* [Given request]
Look through the data below and return each line where "metal" appears.

Recorded data:

========================

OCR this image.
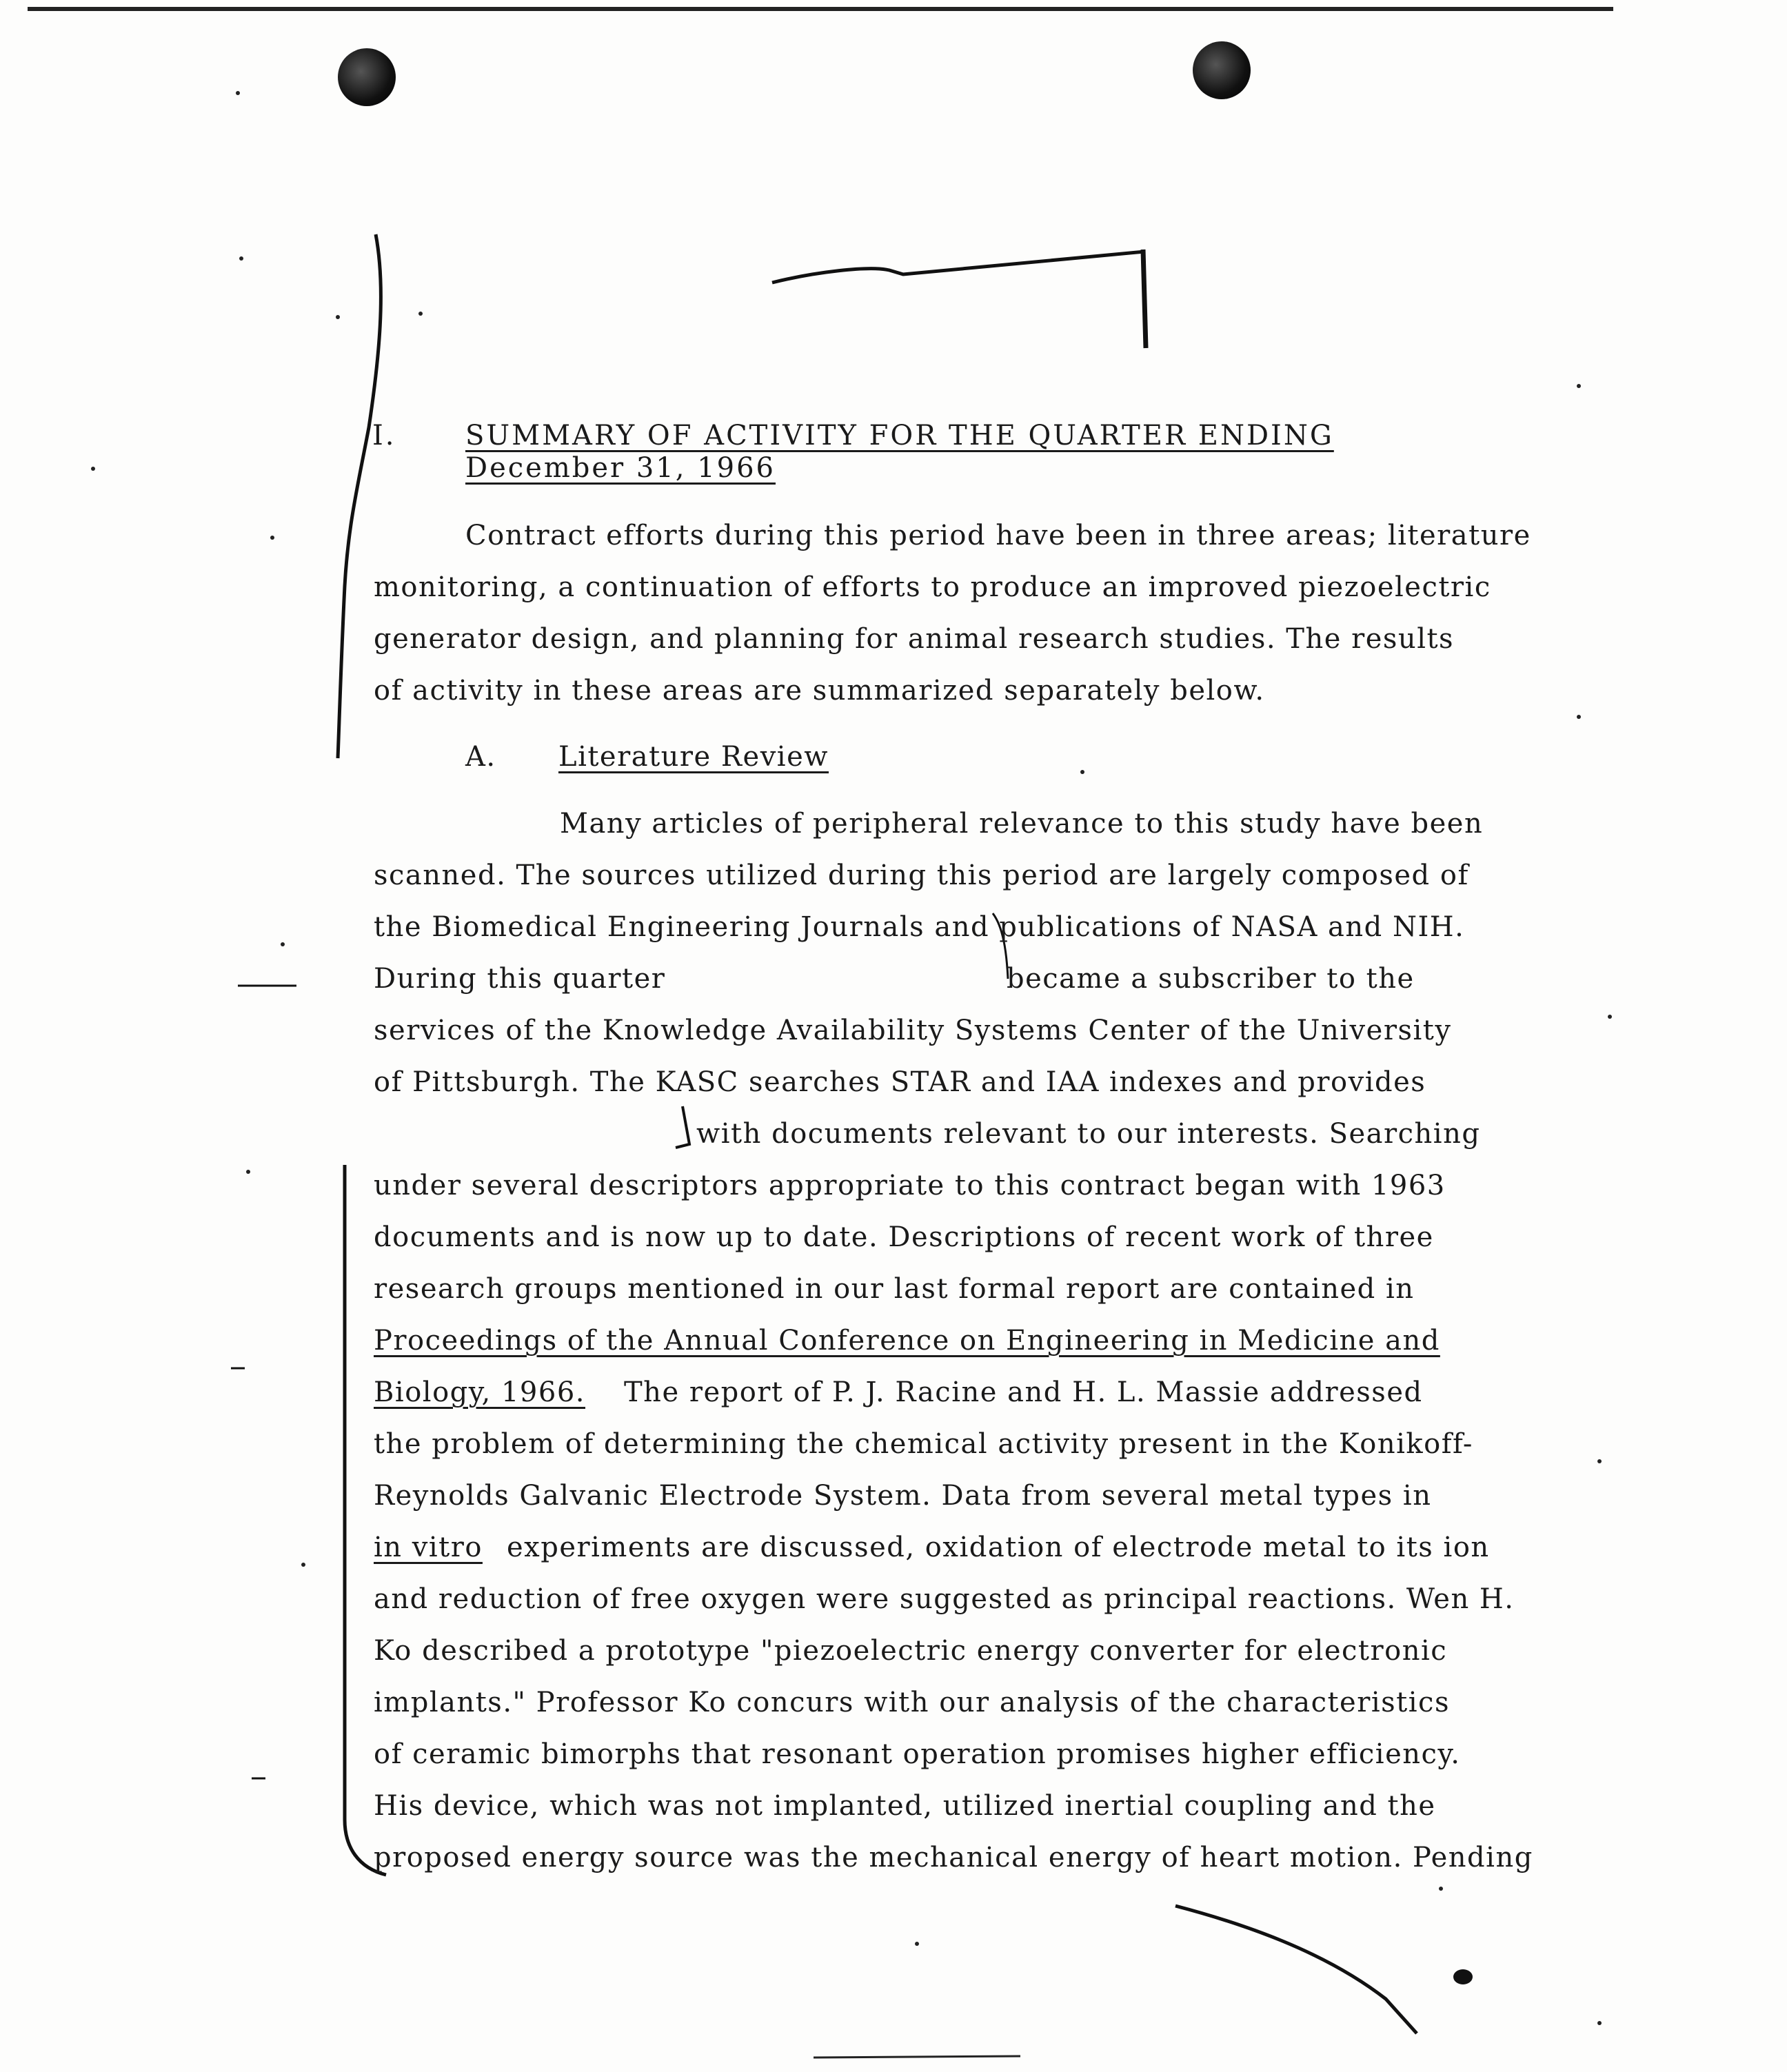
I.	SUMMARY OF ACTIVITY FOR THE QUARTER ENDING
December 31, 1966
Contract efforts during this period have been in three areas; literature
monitoring, a continuation of efforts to produce an improved piezoelectric
generator design, and planning for animal research studies. The results
of activity in these areas are summarized separately below.
A. Literature Review
Many articles of peripheral relevance to this study have been
scanned. The sources utilized during this period are largely composed of
the Biomedical Engineering Journals and publications of NASA and NIH.
During this quarter	became a subscriber to the
services of the Knowledge Availability Systems Center of the University
of Pittsburgh. The KASC searches STAR and IAA indexes and provides
with documents relevant to our interests. Searching
under several descriptors appropriate to this contract began with 1963
documents and is now up to date. Descriptions of recent work of three
research groups mentioned in our last formal report are contained in
Proceedings of the Annual Conference on Engineering in Medicine and
Biology, 1966. The report of P. J. Racine and H. L. Massie addressed
the problem of determining the chemical activity present in the Konikoff-
Reynolds Galvanic Electrode System. Data from several metal types in
in vitro experiments are discussed, oxidation of electrode metal to its ion
and reduction of free oxygen were suggested as principal reactions. Wen H.
Ko described a prototype "piezoelectric energy converter for electronic
implants." Professor Ko concurs with our analysis of the characteristics
of ceramic bimorphs that resonant operation promises higher efficiency.
His device, which was not implanted, utilized inertial coupling and the
proposed energy source was the mechanical energy of heart motion. Pending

========================

* [Task output]
Reynolds Galvanic Electrode System. Data from several metal types in
in vitro experiments are discussed, oxidation of electrode metal to its ion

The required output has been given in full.